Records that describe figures
>> START

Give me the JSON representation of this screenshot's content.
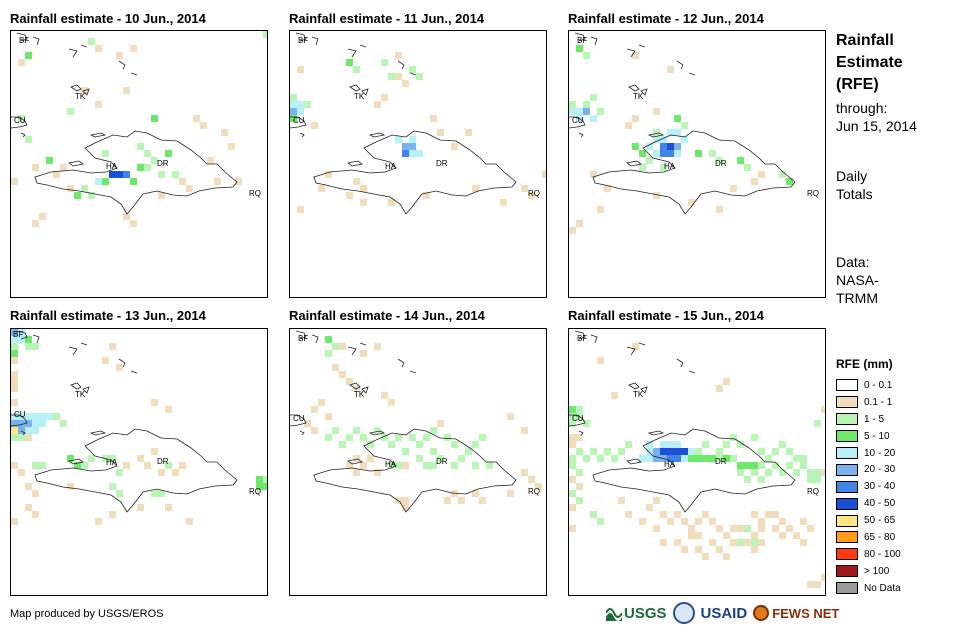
{
  "panels": [
    {
      "title": "Rainfall estimate - 10 Jun., 2014"
    },
    {
      "title": "Rainfall estimate - 11 Jun., 2014"
    },
    {
      "title": "Rainfall estimate - 12 Jun., 2014"
    },
    {
      "title": "Rainfall estimate - 13 Jun., 2014"
    },
    {
      "title": "Rainfall estimate - 14 Jun., 2014"
    },
    {
      "title": "Rainfall estimate - 15 Jun., 2014"
    }
  ],
  "map_labels": {
    "bf": "BF",
    "tk": "TK",
    "cu": "CU",
    "ha": "HA",
    "dr": "DR",
    "rq": "RQ"
  },
  "side": {
    "title_1": "Rainfall",
    "title_2": "Estimate",
    "title_3": "(RFE)",
    "through_label": "through:",
    "through_date": "Jun 15, 2014",
    "totals_1": "Daily",
    "totals_2": "Totals",
    "data_1": "Data:",
    "data_2": "NASA-",
    "data_3": "TRMM"
  },
  "legend": {
    "title": "RFE (mm)",
    "items": [
      {
        "label": "0 - 0.1",
        "color": "#ffffff"
      },
      {
        "label": "0.1 - 1",
        "color": "#f1dcbb"
      },
      {
        "label": "1 - 5",
        "color": "#b9f5b4"
      },
      {
        "label": "5 - 10",
        "color": "#6ee86a"
      },
      {
        "label": "10 - 20",
        "color": "#b8f0f8"
      },
      {
        "label": "20 - 30",
        "color": "#79b2ee"
      },
      {
        "label": "30 - 40",
        "color": "#3f84e6"
      },
      {
        "label": "40 - 50",
        "color": "#1a4fd6"
      },
      {
        "label": "50 - 65",
        "color": "#ffe680"
      },
      {
        "label": "65 - 80",
        "color": "#ff9d1a"
      },
      {
        "label": "80 - 100",
        "color": "#ff3a12"
      },
      {
        "label": "> 100",
        "color": "#a01818"
      },
      {
        "label": "No Data",
        "color": "#9a9a9a"
      }
    ]
  },
  "credit": "Map produced by USGS/EROS",
  "logos": {
    "usgs": "USGS",
    "usaid": "USAID",
    "fews": "FEWS NET"
  }
}
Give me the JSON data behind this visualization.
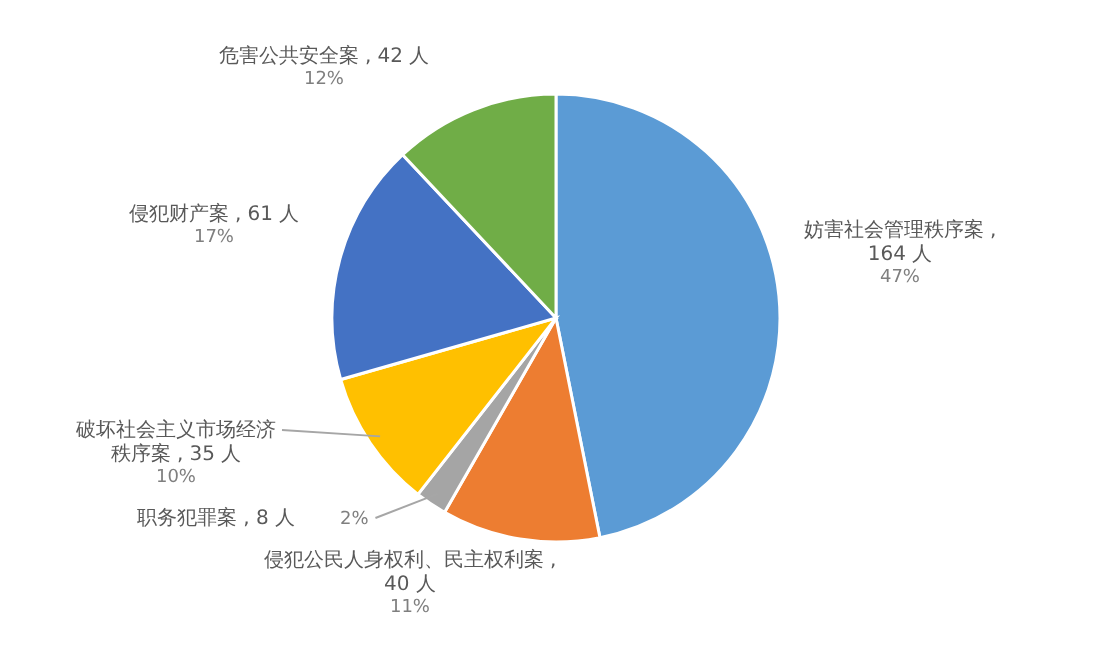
{
  "chart_data": {
    "type": "pie",
    "categories": [
      "妨害社会管理秩序案",
      "侵犯公民人身权利、民主权利案",
      "职务犯罪案",
      "破坏社会主义市场经济秩序案",
      "侵犯财产案",
      "危害公共安全案"
    ],
    "values": [
      164,
      40,
      8,
      35,
      61,
      42
    ],
    "colors": [
      "#5b9bd5",
      "#ed7d31",
      "#a5a5a5",
      "#ffc000",
      "#4472c4",
      "#70ad47"
    ],
    "value_labels": [
      " ,\n164 人\n47%",
      " ,\n40 人\n11%",
      " , 8 人\n2%",
      " , 35 人\n10%",
      " , 61 人\n17%",
      " , 42 人\n12%"
    ],
    "legend": false
  }
}
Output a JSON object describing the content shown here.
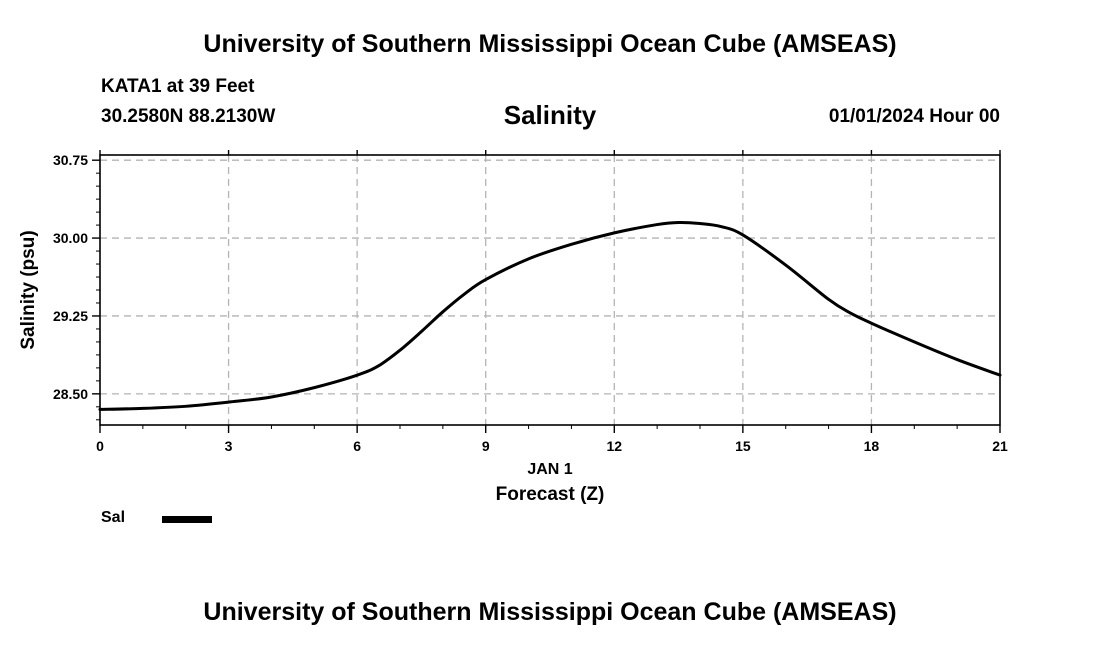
{
  "header": {
    "title": "University of Southern Mississippi Ocean Cube (AMSEAS)",
    "station": "KATA1 at 39 Feet",
    "coords": "30.2580N  88.2130W",
    "main_title": "Salinity",
    "datetime": "01/01/2024 Hour 00"
  },
  "footer": {
    "title": "University of Southern Mississippi Ocean Cube (AMSEAS)"
  },
  "legend": {
    "label": "Sal",
    "color": "#000000"
  },
  "chart_data": {
    "type": "line",
    "title": "Salinity",
    "xlabel": "Forecast (Z)",
    "xsublabel": "JAN 1",
    "ylabel": "Salinity (psu)",
    "xlim": [
      0,
      21
    ],
    "ylim": [
      28.2,
      30.8
    ],
    "xticks": [
      0,
      3,
      6,
      9,
      12,
      15,
      18,
      21
    ],
    "xtick_labels": [
      "0",
      "3",
      "6",
      "9",
      "12",
      "15",
      "18",
      "21"
    ],
    "yticks": [
      28.5,
      29.25,
      30.0,
      30.75
    ],
    "ytick_labels": [
      "28.50",
      "29.25",
      "30.00",
      "30.75"
    ],
    "grid": true,
    "series": [
      {
        "name": "Sal",
        "color": "#000000",
        "x": [
          0,
          1,
          2,
          3,
          4,
          5,
          6,
          6.5,
          7,
          7.5,
          8,
          8.5,
          9,
          10,
          11,
          12,
          13,
          13.5,
          14,
          14.5,
          15,
          16,
          17,
          17.5,
          18,
          19,
          20,
          21
        ],
        "y": [
          28.35,
          28.36,
          28.38,
          28.42,
          28.47,
          28.56,
          28.68,
          28.77,
          28.92,
          29.1,
          29.29,
          29.46,
          29.6,
          29.8,
          29.94,
          30.05,
          30.13,
          30.15,
          30.14,
          30.11,
          30.03,
          29.74,
          29.41,
          29.28,
          29.18,
          29.0,
          28.83,
          28.68
        ]
      }
    ]
  }
}
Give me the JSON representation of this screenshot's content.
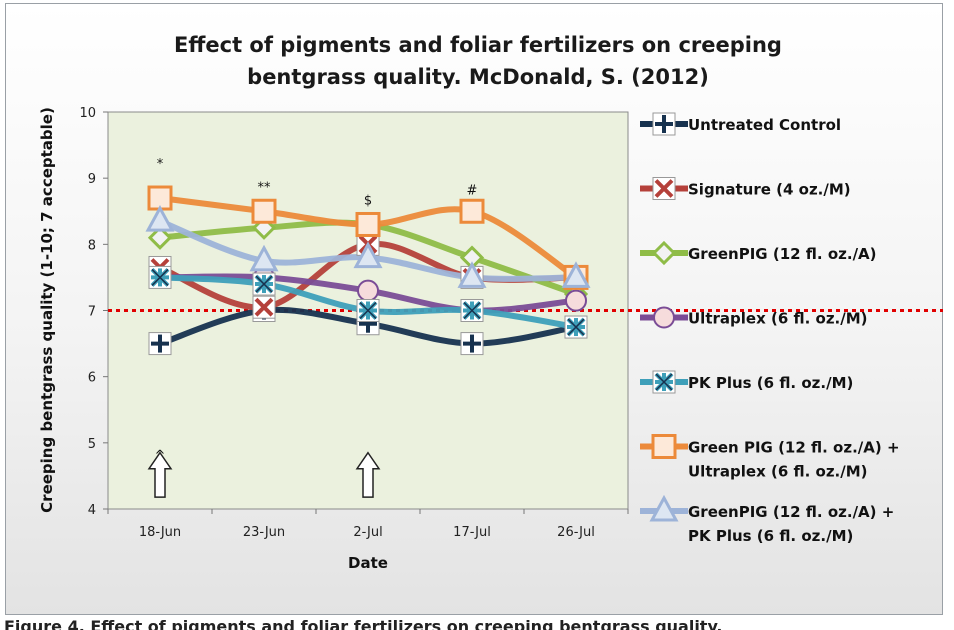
{
  "caption": "Figure 4. Effect of pigments and foliar fertilizers on creeping bentgrass quality.",
  "chart_data": {
    "type": "line",
    "title_lines": [
      "Effect of pigments and foliar fertilizers on creeping",
      "bentgrass quality.  McDonald, S. (2012)"
    ],
    "xlabel": "Date",
    "ylabel": "Creeping bentgrass quality (1-10; 7 acceptable)",
    "categories": [
      "18-Jun",
      "23-Jun",
      "2-Jul",
      "17-Jul",
      "26-Jul"
    ],
    "ylim": [
      4,
      10
    ],
    "yticks": [
      "4",
      "5",
      "6",
      "7",
      "8",
      "9",
      "10"
    ],
    "reference_line": {
      "y": 7,
      "color": "#e00000"
    },
    "plot_background": "#ebf1de",
    "grid": false,
    "legend_position": "right",
    "series": [
      {
        "name": "Untreated Control",
        "color": "#17324f",
        "marker": "plus",
        "values": [
          6.5,
          7.0,
          6.8,
          6.5,
          6.75
        ]
      },
      {
        "name": "Signature (4 oz./M)",
        "color": "#b5403a",
        "marker": "x",
        "values": [
          7.65,
          7.05,
          8.0,
          7.5,
          7.5
        ]
      },
      {
        "name": "GreenPIG (12 fl. oz./A)",
        "color": "#8fbc47",
        "marker": "diamond",
        "values": [
          8.1,
          8.25,
          8.3,
          7.8,
          7.25
        ]
      },
      {
        "name": "Ultraplex (6 fl. oz./M)",
        "color": "#7a4c96",
        "marker": "circle",
        "values": [
          7.5,
          7.5,
          7.3,
          7.0,
          7.15
        ]
      },
      {
        "name": "PK Plus (6 fl. oz./M)",
        "color": "#3e9fb9",
        "marker": "asterisk",
        "values": [
          7.5,
          7.4,
          7.0,
          7.0,
          6.75
        ]
      },
      {
        "name": "Green PIG (12 fl. oz./A) + Ultraplex (6 fl. oz./M)",
        "legend_lines": [
          "Green PIG (12 fl. oz./A) +",
          "Ultraplex (6 fl. oz./M)"
        ],
        "color": "#ec8a3a",
        "marker": "square",
        "values": [
          8.7,
          8.5,
          8.3,
          8.5,
          7.5
        ]
      },
      {
        "name": "GreenPIG (12 fl. oz./A) + PK Plus (6 fl. oz./M)",
        "legend_lines": [
          "GreenPIG (12 fl. oz./A) +",
          "PK Plus (6 fl. oz./M)"
        ],
        "color": "#9db3d8",
        "marker": "triangle",
        "values": [
          8.35,
          7.75,
          7.8,
          7.5,
          7.5
        ]
      }
    ],
    "annotations": [
      {
        "text": "*",
        "x": "18-Jun",
        "y": 9.15
      },
      {
        "text": "**",
        "x": "23-Jun",
        "y": 8.8
      },
      {
        "text": "$",
        "x": "2-Jul",
        "y": 8.6
      },
      {
        "text": "#",
        "x": "17-Jul",
        "y": 8.75
      },
      {
        "text": "^",
        "x": "18-Jun",
        "y": 4.75
      }
    ],
    "application_arrows": [
      "18-Jun",
      "2-Jul"
    ]
  }
}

>> END

* The task *
Find the string "Ultraplex" in the entries above and return each line that holds it.

* Solved problem *
        "name": "Ultraplex (6 fl. oz./M)",
        "name": "Green PIG (12 fl. oz./A) + Ultraplex (6 fl. oz./M)",
          "Ultraplex (6 fl. oz./M)"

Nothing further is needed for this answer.